Task to complete
Please determine how many lines of the material include the word "Output", and respond with nothing but that number.

Available records
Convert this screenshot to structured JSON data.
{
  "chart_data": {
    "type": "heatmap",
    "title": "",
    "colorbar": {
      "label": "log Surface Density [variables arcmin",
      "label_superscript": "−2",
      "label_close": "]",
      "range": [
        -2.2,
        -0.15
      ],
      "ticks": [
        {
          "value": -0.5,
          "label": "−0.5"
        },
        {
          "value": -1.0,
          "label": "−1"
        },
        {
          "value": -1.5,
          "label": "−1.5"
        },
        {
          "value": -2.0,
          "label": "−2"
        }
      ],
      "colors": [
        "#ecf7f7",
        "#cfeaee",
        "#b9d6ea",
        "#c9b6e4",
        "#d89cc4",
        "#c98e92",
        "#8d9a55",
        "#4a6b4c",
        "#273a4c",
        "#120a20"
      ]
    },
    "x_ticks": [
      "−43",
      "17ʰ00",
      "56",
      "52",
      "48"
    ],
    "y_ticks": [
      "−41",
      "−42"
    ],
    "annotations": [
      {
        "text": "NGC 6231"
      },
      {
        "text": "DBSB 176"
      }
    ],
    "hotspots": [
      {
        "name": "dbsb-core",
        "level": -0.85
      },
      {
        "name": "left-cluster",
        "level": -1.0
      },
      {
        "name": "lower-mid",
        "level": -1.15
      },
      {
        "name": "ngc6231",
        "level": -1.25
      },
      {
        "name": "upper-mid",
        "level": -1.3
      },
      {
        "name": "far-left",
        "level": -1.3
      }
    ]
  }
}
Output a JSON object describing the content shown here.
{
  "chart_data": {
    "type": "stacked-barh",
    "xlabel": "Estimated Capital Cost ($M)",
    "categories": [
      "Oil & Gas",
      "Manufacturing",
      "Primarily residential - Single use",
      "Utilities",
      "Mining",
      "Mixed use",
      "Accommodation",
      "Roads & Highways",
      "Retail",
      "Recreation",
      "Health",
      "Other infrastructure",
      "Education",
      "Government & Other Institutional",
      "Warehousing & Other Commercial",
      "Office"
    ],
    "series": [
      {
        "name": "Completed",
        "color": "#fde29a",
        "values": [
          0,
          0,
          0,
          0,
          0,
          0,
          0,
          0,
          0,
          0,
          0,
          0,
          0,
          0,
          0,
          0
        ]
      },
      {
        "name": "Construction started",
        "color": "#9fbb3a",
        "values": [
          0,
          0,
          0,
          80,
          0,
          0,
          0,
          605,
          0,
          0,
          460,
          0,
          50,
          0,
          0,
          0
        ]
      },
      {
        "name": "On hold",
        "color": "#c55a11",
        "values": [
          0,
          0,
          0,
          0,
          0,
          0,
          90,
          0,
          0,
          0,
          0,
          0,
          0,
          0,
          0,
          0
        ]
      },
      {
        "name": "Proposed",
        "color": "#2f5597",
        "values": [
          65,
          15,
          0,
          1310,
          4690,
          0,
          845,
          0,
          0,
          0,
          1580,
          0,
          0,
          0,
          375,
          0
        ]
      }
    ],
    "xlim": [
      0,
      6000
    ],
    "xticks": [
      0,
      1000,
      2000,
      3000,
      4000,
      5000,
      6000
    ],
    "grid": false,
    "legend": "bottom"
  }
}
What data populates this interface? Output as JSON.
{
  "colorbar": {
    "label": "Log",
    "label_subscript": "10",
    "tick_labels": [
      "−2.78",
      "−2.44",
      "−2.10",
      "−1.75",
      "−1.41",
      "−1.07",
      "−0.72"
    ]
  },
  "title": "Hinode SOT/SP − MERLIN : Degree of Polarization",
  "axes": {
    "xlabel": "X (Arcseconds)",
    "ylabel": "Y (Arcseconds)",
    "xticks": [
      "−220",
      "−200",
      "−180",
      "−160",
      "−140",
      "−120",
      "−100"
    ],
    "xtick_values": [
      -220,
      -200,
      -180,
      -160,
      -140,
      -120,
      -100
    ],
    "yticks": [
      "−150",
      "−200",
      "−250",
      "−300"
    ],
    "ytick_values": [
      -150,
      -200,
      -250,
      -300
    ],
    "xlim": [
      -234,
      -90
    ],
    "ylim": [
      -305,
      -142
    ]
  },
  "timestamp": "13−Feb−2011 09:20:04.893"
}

Full solution
2